» **Written instruction**
Check every line for the word "JSON" and give the number of lines where it occurs, nothing else.

» **Records from a collection of figures**
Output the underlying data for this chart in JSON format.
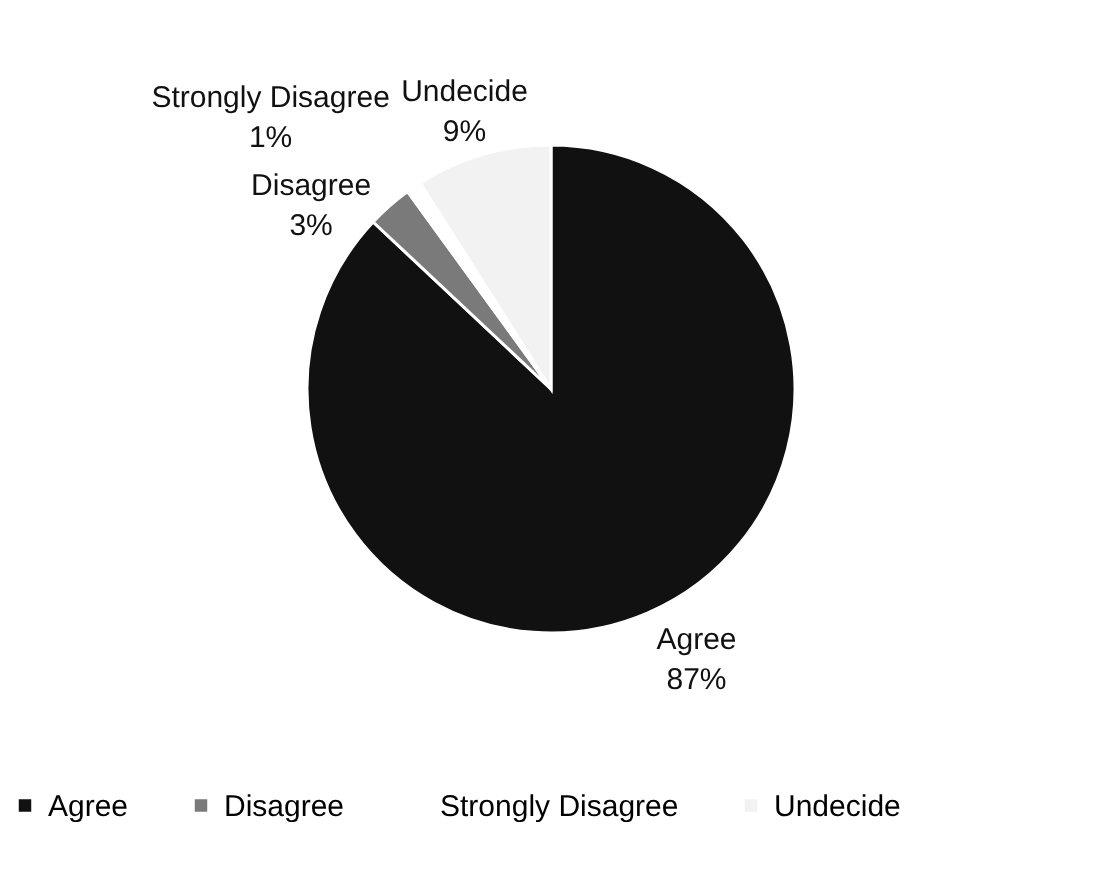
{
  "chart_data": {
    "type": "pie",
    "categories": [
      "Agree",
      "Disagree",
      "Strongly Disagree",
      "Undecide"
    ],
    "values": [
      87,
      3,
      1,
      9
    ],
    "value_labels": [
      "87%",
      "3%",
      "1%",
      "9%"
    ],
    "colors": [
      "#111111",
      "#7a7a7a",
      "#ffffff",
      "#f2f2f2"
    ],
    "legend": "bottom"
  }
}
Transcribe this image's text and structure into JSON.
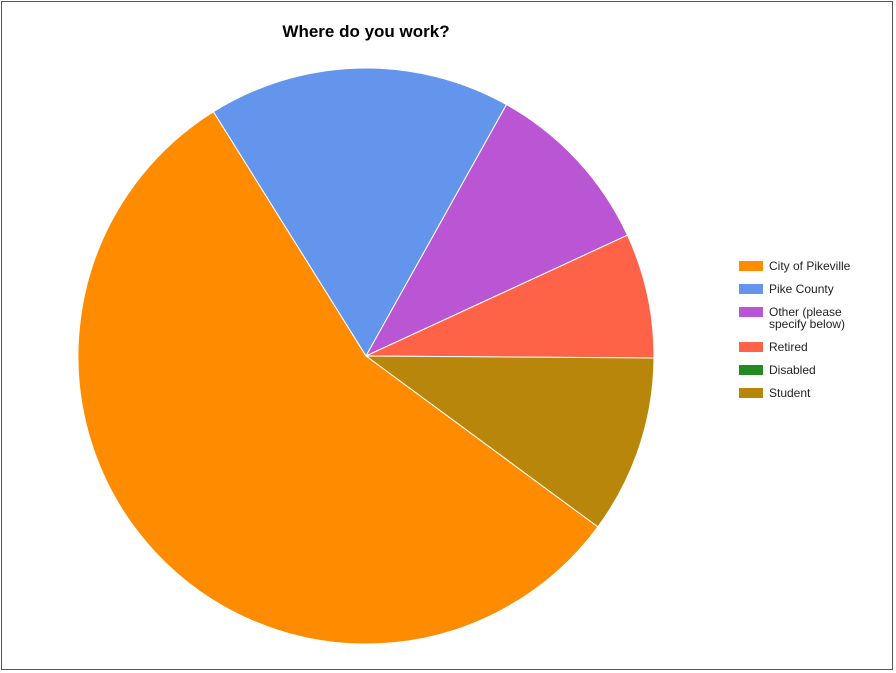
{
  "chart_data": {
    "type": "pie",
    "title": "Where do you work?",
    "categories": [
      "City of Pikeville",
      "Pike County",
      "Other (please specify below)",
      "Retired",
      "Disabled",
      "Student"
    ],
    "values": [
      56,
      17,
      10,
      7,
      0,
      10
    ],
    "colors": [
      "#ff8c00",
      "#6495ed",
      "#ba55d3",
      "#ff6347",
      "#228b22",
      "#b8860b"
    ],
    "legend_position": "right"
  }
}
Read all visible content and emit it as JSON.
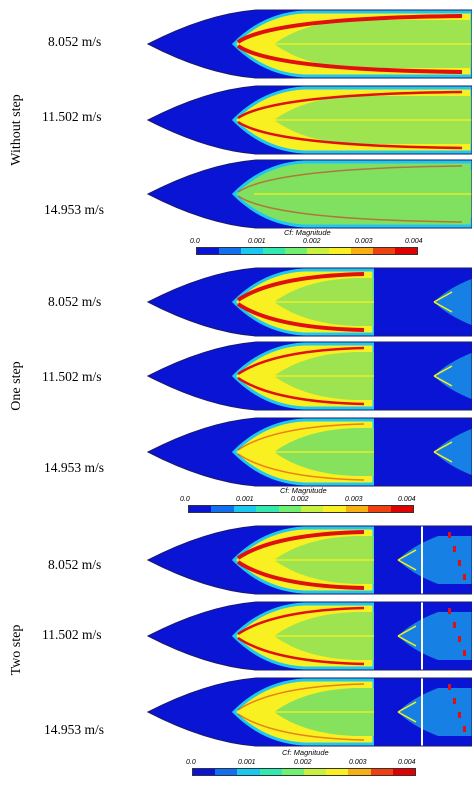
{
  "groups": [
    {
      "label": "Without step",
      "speeds": [
        "8.052 m/s",
        "11.502 m/s",
        "14.953 m/s"
      ],
      "step_count": 0
    },
    {
      "label": "One step",
      "speeds": [
        "8.052 m/s",
        "11.502 m/s",
        "14.953 m/s"
      ],
      "step_count": 1
    },
    {
      "label": "Two step",
      "speeds": [
        "8.052 m/s",
        "11.502 m/s",
        "14.953 m/s"
      ],
      "step_count": 2
    }
  ],
  "colorbar": {
    "title": "Cf: Magnitude",
    "ticks": [
      "0.0",
      "0.001",
      "0.002",
      "0.003",
      "0.004"
    ],
    "colors": [
      "#0a14d4",
      "#1070f0",
      "#18c8f0",
      "#30e8b0",
      "#70f070",
      "#c8f040",
      "#f8f020",
      "#f8b010",
      "#f04010",
      "#e00000"
    ]
  },
  "palette": {
    "blue": "#0a14d4",
    "red": "#e01010",
    "yellow": "#f8f020",
    "green": "#80e060",
    "cyan": "#20c8f0"
  }
}
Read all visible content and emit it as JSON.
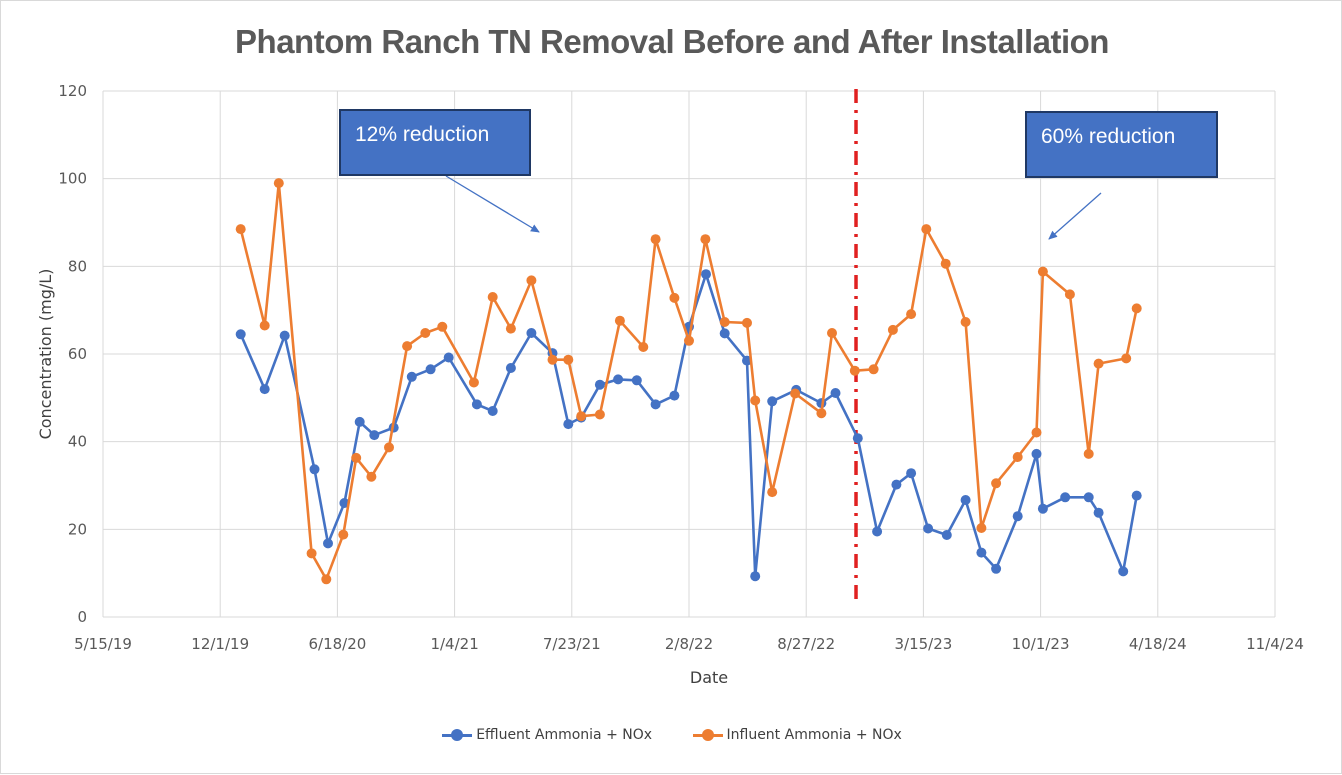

» **Complete response**
4